— Begin ENTRIES —

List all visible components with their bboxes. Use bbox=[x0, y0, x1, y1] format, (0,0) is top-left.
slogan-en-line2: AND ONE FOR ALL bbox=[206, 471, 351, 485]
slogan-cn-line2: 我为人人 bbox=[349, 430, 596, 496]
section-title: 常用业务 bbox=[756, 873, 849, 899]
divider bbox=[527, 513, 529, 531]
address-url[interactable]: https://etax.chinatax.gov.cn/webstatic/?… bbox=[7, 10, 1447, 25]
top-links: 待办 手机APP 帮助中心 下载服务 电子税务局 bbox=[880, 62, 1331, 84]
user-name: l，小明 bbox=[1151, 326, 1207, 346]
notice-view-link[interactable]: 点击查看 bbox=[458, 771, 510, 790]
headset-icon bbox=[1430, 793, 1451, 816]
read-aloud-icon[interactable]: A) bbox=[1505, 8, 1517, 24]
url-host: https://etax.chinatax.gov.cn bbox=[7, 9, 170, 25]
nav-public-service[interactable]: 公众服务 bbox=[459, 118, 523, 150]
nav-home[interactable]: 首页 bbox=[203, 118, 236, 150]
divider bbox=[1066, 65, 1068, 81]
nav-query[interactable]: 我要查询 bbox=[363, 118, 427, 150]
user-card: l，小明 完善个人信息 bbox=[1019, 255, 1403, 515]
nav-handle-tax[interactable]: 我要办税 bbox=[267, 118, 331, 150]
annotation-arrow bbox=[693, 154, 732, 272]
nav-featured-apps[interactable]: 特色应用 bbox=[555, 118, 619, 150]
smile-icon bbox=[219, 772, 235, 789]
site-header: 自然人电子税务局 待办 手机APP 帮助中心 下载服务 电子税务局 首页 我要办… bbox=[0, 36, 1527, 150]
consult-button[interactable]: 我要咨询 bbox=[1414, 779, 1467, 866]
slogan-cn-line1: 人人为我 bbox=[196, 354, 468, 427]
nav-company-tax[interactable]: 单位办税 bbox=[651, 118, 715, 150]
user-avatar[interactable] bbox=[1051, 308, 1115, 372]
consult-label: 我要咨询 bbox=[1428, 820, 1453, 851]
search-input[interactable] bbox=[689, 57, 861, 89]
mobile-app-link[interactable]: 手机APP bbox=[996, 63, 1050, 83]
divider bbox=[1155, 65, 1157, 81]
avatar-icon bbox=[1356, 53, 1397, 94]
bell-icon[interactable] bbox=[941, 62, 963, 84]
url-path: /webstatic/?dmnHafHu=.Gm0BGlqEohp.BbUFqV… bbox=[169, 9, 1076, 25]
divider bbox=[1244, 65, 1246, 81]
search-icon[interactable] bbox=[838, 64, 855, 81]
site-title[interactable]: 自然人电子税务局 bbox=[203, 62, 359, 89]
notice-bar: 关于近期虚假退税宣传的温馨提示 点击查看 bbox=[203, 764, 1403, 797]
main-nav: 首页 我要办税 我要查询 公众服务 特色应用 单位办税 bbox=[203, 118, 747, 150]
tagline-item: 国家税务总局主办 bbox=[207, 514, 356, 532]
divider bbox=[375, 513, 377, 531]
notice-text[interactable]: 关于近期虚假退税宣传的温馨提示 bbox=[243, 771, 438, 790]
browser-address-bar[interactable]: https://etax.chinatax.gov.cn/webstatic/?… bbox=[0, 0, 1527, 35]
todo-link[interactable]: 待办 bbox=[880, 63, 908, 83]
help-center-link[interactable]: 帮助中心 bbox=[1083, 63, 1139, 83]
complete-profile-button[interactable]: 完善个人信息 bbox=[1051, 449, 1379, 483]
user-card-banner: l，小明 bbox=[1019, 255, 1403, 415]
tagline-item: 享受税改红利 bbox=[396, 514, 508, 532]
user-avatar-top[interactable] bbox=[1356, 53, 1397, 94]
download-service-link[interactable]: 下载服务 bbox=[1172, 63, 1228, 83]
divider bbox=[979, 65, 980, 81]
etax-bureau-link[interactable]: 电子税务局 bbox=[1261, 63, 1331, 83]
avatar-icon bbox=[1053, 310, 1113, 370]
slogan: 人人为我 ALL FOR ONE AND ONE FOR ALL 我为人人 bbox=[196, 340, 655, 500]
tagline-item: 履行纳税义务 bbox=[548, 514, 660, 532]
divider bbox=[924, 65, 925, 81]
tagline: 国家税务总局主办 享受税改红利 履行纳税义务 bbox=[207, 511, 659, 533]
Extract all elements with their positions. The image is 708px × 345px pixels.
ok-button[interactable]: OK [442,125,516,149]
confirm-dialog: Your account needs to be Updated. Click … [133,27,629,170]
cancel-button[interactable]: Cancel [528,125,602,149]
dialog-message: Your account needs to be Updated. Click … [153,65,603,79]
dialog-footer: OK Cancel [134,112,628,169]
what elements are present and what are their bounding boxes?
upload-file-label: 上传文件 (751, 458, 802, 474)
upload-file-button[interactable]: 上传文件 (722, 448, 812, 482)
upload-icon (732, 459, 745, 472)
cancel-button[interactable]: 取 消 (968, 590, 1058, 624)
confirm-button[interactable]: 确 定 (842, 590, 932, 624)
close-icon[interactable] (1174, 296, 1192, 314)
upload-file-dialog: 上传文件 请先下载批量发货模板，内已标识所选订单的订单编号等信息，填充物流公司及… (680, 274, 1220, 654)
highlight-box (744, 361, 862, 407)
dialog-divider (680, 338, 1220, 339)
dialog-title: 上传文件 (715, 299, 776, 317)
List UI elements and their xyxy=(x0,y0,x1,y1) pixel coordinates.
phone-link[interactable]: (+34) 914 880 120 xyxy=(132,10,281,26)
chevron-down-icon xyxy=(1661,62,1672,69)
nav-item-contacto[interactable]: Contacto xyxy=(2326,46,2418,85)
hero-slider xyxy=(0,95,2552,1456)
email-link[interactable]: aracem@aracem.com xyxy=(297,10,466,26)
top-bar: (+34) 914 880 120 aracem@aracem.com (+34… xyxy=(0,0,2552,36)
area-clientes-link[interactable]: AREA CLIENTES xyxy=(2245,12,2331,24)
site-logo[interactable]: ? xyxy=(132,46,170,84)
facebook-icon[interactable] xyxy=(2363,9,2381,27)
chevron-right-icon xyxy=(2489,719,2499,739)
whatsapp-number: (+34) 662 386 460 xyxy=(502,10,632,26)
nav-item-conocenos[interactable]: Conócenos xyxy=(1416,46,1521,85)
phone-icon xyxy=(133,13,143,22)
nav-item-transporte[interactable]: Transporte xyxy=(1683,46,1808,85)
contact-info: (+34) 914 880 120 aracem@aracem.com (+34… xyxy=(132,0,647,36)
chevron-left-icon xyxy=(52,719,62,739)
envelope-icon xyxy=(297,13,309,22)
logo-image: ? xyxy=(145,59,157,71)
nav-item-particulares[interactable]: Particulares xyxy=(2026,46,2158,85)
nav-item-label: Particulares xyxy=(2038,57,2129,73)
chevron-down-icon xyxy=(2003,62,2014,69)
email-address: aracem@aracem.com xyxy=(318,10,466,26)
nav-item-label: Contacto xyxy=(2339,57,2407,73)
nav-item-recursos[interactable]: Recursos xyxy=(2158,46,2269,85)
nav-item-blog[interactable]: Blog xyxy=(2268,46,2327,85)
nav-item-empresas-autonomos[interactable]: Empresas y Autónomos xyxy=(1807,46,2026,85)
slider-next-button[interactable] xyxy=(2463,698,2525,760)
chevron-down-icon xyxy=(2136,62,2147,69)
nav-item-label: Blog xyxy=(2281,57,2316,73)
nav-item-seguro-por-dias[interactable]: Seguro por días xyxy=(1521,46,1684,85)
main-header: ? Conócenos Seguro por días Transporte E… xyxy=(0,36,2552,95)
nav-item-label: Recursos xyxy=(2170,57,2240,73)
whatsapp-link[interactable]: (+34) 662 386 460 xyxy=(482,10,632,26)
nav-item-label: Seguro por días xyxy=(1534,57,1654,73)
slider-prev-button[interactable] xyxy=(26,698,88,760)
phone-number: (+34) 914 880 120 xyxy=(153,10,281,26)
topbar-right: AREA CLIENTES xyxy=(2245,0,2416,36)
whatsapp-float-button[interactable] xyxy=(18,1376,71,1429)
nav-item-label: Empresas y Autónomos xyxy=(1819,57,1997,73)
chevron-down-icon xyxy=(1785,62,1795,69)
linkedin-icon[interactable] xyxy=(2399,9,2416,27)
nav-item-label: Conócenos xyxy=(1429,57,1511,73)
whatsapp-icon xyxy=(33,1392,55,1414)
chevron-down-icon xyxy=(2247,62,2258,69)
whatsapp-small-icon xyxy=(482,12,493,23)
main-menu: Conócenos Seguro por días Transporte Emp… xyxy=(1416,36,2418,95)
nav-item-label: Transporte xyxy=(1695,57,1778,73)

— End ENTRIES —

[EXERCISE BRIEF] Copy the rows character for character, starting with the first row and ending with the row that contains "read-aloud-icon[interactable]: A) bbox=[1505, 8, 1517, 24]", including both.

[EXPECTED ANSWER]
List all visible components with their bboxes. Use bbox=[x0, y0, x1, y1] format, (0,0) is top-left.
slogan-en-line2: AND ONE FOR ALL bbox=[206, 471, 351, 485]
slogan-cn-line2: 我为人人 bbox=[349, 430, 596, 496]
section-title: 常用业务 bbox=[756, 873, 849, 899]
divider bbox=[527, 513, 529, 531]
address-url[interactable]: https://etax.chinatax.gov.cn/webstatic/?… bbox=[7, 10, 1447, 25]
top-links: 待办 手机APP 帮助中心 下载服务 电子税务局 bbox=[880, 62, 1331, 84]
user-name: l，小明 bbox=[1151, 326, 1207, 346]
notice-view-link[interactable]: 点击查看 bbox=[458, 771, 510, 790]
headset-icon bbox=[1430, 793, 1451, 816]
read-aloud-icon[interactable]: A) bbox=[1505, 8, 1517, 24]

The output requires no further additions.